Required task - Single out the lines that include the word "this". Copy them.

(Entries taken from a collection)
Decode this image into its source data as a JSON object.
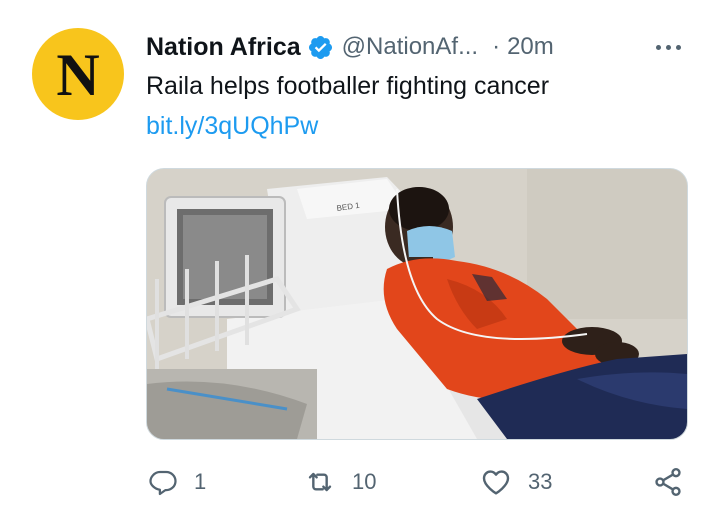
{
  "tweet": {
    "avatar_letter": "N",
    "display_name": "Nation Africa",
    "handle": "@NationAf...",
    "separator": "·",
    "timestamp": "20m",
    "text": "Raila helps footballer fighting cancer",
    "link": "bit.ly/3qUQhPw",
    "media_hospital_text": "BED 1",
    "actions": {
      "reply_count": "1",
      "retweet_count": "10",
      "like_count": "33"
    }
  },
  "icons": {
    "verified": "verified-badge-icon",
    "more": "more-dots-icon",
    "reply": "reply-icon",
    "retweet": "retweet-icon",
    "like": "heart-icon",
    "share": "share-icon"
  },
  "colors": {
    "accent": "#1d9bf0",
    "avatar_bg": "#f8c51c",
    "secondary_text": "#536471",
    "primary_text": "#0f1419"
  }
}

* * *

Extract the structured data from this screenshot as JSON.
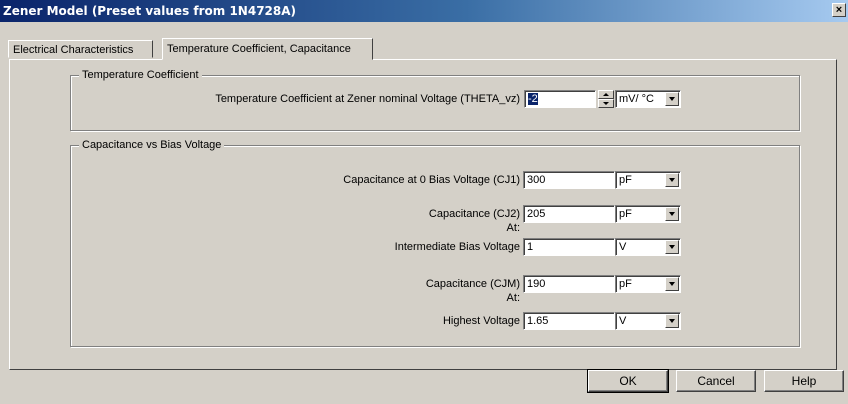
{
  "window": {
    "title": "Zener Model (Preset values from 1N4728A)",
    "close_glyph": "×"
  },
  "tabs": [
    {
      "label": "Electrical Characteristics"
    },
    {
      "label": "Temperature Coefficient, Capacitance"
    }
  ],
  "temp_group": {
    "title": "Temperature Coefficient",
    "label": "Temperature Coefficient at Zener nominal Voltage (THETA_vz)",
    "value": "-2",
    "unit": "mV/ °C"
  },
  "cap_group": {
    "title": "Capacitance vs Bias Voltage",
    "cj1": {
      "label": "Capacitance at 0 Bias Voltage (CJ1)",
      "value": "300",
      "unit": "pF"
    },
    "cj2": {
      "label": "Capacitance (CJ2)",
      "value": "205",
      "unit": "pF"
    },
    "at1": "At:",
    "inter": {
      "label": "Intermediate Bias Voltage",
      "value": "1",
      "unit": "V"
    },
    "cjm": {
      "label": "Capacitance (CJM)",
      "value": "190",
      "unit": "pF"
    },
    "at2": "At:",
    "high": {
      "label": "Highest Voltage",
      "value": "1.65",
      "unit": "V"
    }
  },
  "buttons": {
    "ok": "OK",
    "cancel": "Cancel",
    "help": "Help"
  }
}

The completed task -
Decode this image into its source data as a JSON object.
Extract the structured data from this screenshot as JSON.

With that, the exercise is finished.